__Given task__:
Each line of the material below that holds the word "this" needs to be copied.

__Given records__:
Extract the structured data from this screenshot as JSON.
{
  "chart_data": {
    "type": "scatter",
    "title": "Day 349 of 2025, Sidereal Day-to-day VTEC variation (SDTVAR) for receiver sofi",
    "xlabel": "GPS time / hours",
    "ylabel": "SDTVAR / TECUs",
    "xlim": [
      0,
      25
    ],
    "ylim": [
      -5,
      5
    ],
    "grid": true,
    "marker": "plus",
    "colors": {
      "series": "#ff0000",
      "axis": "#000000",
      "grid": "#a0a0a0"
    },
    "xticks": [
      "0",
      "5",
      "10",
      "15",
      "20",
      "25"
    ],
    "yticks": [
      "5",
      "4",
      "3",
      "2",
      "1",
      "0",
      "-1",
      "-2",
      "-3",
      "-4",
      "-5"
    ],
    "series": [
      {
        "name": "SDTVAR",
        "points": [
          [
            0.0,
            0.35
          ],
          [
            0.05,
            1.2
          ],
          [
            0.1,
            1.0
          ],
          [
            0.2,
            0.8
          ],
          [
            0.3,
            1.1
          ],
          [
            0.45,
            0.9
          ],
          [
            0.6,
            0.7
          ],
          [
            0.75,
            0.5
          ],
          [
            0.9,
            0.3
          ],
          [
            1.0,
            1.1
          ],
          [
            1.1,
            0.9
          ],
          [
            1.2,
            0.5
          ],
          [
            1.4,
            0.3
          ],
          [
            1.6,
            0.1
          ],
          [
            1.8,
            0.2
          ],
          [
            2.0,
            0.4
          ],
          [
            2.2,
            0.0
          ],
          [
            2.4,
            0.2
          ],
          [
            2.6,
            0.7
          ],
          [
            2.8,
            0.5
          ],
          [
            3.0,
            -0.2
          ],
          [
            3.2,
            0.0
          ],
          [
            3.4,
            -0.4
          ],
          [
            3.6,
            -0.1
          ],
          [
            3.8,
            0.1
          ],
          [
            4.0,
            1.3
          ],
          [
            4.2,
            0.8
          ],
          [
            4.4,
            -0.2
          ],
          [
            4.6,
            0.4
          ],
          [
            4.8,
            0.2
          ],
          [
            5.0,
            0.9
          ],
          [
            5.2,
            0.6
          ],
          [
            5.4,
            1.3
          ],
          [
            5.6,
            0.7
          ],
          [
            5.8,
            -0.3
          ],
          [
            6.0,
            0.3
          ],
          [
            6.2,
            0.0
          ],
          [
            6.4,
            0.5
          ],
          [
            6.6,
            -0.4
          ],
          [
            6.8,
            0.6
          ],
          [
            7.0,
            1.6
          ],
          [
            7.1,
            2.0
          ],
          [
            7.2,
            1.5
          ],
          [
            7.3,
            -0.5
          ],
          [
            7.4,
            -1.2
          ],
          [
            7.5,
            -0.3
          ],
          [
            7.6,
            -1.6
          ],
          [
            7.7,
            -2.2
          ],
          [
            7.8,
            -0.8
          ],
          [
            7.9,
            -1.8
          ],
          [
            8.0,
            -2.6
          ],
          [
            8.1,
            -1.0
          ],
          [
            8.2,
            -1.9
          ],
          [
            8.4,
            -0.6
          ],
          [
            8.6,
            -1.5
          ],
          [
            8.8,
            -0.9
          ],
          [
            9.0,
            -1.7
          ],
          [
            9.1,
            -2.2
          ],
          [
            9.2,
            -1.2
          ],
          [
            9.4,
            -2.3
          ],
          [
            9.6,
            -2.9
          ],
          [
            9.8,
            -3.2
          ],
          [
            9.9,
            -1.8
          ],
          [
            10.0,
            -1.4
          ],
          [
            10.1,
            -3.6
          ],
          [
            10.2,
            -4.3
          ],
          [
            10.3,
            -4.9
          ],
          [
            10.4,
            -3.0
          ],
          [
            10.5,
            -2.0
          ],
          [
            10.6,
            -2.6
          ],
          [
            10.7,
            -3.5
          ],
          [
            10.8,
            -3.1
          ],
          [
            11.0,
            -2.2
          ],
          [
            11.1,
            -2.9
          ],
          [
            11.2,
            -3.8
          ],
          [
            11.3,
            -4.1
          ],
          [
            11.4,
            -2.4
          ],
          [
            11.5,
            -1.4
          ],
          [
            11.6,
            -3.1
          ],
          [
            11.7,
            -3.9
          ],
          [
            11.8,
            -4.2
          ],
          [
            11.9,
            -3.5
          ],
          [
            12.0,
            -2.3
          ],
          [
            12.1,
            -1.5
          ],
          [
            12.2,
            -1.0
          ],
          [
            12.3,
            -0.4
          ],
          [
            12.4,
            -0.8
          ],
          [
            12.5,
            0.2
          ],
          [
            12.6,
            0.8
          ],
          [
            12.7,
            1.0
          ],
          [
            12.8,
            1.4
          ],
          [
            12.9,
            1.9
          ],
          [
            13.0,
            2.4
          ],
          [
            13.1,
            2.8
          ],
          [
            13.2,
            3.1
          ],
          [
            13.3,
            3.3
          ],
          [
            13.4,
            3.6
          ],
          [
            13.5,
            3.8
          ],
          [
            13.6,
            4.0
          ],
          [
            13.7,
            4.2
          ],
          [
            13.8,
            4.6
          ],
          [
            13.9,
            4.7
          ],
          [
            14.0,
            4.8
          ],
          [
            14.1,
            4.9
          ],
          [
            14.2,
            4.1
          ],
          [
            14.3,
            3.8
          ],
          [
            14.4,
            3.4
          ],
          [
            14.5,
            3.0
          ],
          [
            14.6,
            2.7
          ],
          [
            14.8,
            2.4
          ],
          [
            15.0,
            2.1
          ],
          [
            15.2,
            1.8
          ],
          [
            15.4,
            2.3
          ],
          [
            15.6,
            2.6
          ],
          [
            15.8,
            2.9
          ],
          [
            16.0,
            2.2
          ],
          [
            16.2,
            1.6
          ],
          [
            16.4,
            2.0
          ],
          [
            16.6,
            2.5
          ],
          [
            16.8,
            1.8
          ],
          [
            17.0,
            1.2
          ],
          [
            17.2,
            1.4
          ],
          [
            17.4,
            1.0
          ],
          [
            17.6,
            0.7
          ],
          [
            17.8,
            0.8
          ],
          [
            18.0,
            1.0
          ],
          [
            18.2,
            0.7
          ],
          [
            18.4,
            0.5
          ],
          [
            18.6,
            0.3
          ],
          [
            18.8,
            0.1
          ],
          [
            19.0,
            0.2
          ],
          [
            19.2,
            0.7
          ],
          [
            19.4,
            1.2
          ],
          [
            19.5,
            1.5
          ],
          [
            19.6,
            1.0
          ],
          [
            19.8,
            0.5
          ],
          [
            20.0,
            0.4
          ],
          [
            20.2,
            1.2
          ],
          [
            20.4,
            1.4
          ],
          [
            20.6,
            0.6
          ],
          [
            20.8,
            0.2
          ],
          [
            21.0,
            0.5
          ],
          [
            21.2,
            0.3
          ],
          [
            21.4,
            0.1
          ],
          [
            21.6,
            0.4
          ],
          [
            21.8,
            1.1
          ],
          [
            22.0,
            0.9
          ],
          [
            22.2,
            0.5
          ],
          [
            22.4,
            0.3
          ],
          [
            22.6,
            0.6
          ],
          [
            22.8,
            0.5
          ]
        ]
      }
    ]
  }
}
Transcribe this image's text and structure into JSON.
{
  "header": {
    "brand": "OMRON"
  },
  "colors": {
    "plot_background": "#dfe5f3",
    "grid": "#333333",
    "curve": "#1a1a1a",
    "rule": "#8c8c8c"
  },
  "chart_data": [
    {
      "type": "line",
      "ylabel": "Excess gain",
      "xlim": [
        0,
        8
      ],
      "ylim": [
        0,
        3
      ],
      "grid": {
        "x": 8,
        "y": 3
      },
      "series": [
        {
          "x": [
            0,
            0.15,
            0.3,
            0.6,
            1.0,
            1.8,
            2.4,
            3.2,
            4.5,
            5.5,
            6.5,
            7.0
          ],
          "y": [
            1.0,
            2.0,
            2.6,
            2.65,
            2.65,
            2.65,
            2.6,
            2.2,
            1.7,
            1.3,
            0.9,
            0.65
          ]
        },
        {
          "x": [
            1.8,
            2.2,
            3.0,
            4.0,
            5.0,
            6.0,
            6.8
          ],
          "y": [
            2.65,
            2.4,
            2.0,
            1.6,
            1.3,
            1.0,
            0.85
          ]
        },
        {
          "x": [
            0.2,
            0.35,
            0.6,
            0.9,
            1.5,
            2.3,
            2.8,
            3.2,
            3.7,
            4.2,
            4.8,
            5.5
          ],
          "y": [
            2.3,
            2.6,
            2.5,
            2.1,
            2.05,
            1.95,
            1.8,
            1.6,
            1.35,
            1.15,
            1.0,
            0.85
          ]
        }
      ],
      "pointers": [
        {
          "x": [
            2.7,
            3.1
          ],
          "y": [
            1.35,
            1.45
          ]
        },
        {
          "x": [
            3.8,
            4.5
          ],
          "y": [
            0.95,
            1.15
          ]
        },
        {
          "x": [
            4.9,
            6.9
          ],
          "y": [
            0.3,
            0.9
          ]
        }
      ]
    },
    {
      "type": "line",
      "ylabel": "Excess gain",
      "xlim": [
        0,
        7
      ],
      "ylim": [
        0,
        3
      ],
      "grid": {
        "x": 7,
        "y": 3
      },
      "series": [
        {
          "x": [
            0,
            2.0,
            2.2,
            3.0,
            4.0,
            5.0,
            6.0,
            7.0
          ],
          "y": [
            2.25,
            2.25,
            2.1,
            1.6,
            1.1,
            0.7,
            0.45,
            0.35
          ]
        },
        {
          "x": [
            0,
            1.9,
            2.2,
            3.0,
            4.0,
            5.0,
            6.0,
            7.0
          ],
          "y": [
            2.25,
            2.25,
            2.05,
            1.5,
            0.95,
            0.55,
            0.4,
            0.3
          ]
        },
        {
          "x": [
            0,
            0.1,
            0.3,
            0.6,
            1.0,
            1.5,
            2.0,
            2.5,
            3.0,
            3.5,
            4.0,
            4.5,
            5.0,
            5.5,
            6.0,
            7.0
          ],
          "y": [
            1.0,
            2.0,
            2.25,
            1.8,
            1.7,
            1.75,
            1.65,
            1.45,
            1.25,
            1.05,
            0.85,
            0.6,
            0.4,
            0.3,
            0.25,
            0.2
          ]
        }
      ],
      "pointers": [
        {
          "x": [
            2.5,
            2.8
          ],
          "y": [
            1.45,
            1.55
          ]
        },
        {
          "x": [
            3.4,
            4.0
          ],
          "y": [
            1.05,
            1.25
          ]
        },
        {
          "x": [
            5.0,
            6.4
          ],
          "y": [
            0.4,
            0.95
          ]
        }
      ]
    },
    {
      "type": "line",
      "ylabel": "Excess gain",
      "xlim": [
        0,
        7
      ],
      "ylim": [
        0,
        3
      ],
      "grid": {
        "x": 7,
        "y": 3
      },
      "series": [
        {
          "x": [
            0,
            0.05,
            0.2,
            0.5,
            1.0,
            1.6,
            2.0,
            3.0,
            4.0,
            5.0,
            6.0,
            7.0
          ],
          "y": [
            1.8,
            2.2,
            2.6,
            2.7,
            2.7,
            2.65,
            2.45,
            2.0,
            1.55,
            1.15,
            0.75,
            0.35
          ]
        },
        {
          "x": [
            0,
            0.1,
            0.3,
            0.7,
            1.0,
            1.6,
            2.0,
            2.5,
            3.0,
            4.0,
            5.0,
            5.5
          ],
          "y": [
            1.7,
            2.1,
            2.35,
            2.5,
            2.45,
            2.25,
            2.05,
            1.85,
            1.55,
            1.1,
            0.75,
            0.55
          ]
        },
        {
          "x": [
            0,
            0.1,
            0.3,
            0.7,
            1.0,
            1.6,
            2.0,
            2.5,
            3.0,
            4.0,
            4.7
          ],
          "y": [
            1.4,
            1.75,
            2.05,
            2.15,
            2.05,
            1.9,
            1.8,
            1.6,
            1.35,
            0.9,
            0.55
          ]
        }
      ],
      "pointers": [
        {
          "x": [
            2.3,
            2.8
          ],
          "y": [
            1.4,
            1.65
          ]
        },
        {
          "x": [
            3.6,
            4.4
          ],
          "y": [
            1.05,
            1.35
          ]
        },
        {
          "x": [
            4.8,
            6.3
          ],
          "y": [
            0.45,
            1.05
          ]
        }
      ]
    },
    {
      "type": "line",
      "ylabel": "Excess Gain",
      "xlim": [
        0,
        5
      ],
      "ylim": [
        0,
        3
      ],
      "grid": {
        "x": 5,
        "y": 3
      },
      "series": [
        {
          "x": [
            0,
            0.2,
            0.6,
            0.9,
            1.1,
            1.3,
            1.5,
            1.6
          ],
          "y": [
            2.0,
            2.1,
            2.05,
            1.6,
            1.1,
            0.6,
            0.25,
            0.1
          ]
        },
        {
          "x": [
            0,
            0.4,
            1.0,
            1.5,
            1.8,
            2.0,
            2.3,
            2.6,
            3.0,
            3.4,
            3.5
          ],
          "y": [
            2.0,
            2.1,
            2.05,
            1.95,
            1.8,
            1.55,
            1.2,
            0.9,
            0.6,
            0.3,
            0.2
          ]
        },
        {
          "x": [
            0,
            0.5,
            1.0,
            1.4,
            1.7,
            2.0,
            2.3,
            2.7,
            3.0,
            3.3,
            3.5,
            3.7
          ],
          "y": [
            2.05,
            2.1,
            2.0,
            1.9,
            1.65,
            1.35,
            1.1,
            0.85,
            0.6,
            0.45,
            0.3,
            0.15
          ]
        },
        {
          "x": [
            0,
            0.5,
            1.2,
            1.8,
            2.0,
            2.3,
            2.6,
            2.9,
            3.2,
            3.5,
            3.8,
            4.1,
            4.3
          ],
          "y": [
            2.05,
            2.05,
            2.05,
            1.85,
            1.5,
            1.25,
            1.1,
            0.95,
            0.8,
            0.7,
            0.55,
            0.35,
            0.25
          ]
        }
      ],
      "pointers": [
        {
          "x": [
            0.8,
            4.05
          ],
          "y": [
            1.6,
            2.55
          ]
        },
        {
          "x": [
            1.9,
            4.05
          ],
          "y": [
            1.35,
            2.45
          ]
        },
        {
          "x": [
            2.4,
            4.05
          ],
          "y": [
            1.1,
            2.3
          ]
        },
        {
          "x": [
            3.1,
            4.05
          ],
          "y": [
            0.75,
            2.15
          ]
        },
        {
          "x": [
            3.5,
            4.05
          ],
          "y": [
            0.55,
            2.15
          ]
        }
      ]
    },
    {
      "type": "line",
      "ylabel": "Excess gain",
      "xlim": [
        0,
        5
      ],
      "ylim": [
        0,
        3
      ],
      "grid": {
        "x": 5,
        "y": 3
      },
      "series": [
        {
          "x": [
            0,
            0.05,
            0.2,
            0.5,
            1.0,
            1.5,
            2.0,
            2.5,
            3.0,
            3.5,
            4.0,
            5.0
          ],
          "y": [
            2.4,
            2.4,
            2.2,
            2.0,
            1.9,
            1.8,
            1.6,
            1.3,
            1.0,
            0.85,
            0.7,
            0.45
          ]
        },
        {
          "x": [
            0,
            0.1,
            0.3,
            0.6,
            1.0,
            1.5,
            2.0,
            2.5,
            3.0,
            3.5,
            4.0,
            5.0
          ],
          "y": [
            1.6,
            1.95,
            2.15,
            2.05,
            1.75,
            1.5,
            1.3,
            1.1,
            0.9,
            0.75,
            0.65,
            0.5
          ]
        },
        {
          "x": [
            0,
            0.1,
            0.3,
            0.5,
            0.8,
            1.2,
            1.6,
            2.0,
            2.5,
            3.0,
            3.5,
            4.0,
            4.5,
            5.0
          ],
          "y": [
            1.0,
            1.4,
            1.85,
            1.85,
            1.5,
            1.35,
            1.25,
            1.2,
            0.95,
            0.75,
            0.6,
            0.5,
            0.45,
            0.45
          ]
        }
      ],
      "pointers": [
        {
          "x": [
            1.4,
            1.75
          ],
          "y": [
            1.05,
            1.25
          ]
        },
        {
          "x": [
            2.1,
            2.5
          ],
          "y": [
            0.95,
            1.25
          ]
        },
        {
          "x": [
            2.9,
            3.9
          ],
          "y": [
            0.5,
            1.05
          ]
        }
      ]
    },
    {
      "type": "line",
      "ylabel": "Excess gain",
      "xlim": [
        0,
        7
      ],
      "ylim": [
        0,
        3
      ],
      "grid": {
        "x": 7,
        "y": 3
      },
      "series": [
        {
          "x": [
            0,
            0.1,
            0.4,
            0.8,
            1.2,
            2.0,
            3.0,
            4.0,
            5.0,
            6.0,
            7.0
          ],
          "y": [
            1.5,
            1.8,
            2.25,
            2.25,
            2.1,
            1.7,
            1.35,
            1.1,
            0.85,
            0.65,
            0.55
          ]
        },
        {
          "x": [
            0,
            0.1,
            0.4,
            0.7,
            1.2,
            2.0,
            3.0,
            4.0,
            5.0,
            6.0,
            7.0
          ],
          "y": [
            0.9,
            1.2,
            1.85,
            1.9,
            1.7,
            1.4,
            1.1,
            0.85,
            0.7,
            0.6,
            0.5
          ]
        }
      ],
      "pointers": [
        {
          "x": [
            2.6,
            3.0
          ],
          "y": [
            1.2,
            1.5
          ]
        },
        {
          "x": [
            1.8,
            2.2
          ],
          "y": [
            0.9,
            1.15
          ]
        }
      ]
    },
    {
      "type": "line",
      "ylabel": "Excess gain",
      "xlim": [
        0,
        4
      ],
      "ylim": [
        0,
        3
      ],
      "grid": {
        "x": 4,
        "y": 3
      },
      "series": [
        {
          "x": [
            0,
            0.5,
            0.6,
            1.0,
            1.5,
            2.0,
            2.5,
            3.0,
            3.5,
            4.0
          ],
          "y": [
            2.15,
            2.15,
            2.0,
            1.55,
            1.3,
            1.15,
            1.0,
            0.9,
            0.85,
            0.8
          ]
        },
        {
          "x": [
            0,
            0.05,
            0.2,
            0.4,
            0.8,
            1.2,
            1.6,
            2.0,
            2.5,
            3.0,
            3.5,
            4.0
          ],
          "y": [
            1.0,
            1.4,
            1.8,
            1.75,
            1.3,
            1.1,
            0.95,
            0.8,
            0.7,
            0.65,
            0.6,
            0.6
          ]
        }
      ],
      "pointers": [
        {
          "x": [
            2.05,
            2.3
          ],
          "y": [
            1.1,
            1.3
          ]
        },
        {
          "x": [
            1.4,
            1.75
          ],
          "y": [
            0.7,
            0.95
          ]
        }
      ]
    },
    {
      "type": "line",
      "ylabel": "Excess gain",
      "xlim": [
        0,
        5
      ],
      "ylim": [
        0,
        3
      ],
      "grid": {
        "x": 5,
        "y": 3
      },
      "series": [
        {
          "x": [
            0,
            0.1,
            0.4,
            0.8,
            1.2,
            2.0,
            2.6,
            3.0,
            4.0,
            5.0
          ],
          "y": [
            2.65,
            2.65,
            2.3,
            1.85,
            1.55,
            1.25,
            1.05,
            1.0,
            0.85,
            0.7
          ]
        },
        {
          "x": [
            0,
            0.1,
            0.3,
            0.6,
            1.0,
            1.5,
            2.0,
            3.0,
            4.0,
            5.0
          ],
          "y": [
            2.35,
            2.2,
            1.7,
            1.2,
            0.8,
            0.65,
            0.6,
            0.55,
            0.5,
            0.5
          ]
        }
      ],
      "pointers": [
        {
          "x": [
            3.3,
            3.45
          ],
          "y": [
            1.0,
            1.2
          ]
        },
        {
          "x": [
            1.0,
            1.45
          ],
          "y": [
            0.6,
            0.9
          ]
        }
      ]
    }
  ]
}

__Output of the task__:
Extract the structured data from this screenshot as JSON.
Transcribe this image's text and structure into JSON.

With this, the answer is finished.